REQUIRED TASK: Please rename "location" to "position" throughout the records below, keeping every other part the same. Leave the pictures out of your answer.

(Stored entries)
════

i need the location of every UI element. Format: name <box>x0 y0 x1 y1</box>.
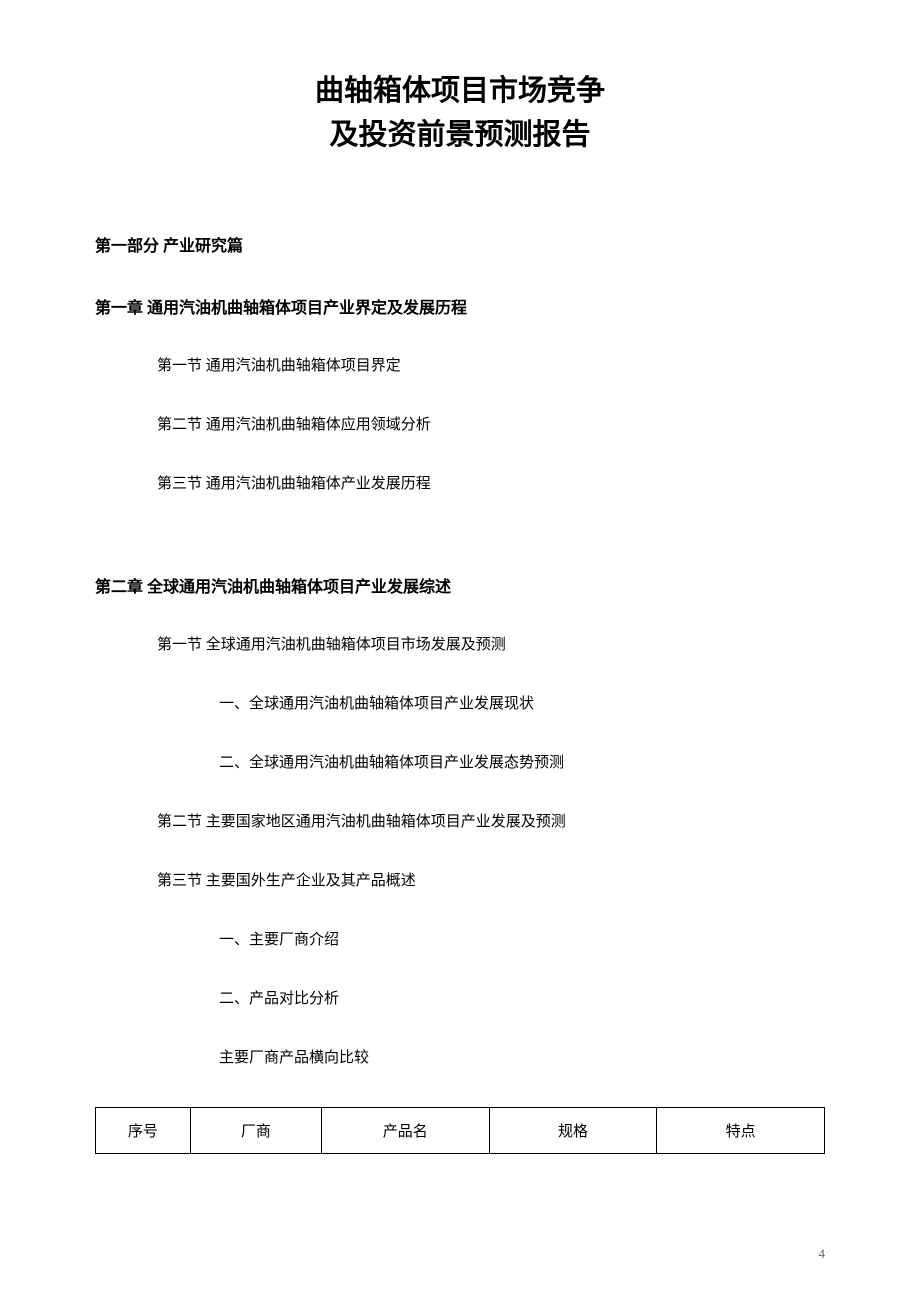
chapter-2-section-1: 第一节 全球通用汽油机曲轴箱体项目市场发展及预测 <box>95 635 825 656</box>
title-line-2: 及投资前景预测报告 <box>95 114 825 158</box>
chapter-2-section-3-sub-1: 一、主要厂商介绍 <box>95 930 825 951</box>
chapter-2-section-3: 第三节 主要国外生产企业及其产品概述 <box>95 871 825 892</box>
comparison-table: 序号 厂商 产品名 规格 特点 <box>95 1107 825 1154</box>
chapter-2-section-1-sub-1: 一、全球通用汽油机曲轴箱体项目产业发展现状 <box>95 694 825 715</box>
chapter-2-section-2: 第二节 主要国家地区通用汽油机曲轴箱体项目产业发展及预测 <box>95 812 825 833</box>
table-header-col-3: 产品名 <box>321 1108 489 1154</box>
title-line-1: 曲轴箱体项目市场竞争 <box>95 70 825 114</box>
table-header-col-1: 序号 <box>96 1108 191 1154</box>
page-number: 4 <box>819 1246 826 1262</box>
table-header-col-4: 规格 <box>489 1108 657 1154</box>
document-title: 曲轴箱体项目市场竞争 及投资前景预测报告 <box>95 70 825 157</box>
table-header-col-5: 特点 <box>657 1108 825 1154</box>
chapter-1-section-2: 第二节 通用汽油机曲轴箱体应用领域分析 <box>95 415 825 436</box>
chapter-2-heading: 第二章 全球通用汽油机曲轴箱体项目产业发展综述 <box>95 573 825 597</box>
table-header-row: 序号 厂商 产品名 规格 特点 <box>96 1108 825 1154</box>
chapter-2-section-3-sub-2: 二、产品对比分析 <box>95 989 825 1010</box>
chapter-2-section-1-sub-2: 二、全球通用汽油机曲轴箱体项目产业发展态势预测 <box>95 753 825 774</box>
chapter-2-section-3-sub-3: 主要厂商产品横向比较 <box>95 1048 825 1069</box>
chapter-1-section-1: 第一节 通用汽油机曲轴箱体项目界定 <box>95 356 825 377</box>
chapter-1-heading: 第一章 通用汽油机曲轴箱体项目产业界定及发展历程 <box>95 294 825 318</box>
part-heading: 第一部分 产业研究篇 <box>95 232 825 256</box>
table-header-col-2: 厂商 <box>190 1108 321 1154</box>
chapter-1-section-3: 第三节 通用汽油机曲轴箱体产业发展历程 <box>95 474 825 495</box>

════

COMPLETE OUTPUT:
i need the position of every UI element. Format: name <box>x0 y0 x1 y1</box>.
chapter-2-section-1: 第一节 全球通用汽油机曲轴箱体项目市场发展及预测 <box>95 635 825 656</box>
title-line-2: 及投资前景预测报告 <box>95 114 825 158</box>
chapter-2-section-3-sub-1: 一、主要厂商介绍 <box>95 930 825 951</box>
chapter-2-section-3: 第三节 主要国外生产企业及其产品概述 <box>95 871 825 892</box>
comparison-table: 序号 厂商 产品名 规格 特点 <box>95 1107 825 1154</box>
chapter-2-section-1-sub-1: 一、全球通用汽油机曲轴箱体项目产业发展现状 <box>95 694 825 715</box>
chapter-2-section-2: 第二节 主要国家地区通用汽油机曲轴箱体项目产业发展及预测 <box>95 812 825 833</box>
table-header-col-3: 产品名 <box>321 1108 489 1154</box>
title-line-1: 曲轴箱体项目市场竞争 <box>95 70 825 114</box>
table-header-col-1: 序号 <box>96 1108 191 1154</box>
page-number: 4 <box>819 1246 826 1262</box>
table-header-col-4: 规格 <box>489 1108 657 1154</box>
document-title: 曲轴箱体项目市场竞争 及投资前景预测报告 <box>95 70 825 157</box>
table-header-col-5: 特点 <box>657 1108 825 1154</box>
chapter-1-section-2: 第二节 通用汽油机曲轴箱体应用领域分析 <box>95 415 825 436</box>
chapter-2-heading: 第二章 全球通用汽油机曲轴箱体项目产业发展综述 <box>95 573 825 597</box>
table-header-row: 序号 厂商 产品名 规格 特点 <box>96 1108 825 1154</box>
chapter-2-section-3-sub-2: 二、产品对比分析 <box>95 989 825 1010</box>
chapter-2-section-1-sub-2: 二、全球通用汽油机曲轴箱体项目产业发展态势预测 <box>95 753 825 774</box>
chapter-2-section-3-sub-3: 主要厂商产品横向比较 <box>95 1048 825 1069</box>
chapter-1-section-1: 第一节 通用汽油机曲轴箱体项目界定 <box>95 356 825 377</box>
chapter-1-heading: 第一章 通用汽油机曲轴箱体项目产业界定及发展历程 <box>95 294 825 318</box>
part-heading: 第一部分 产业研究篇 <box>95 232 825 256</box>
table-header-col-2: 厂商 <box>190 1108 321 1154</box>
chapter-1-section-3: 第三节 通用汽油机曲轴箱体产业发展历程 <box>95 474 825 495</box>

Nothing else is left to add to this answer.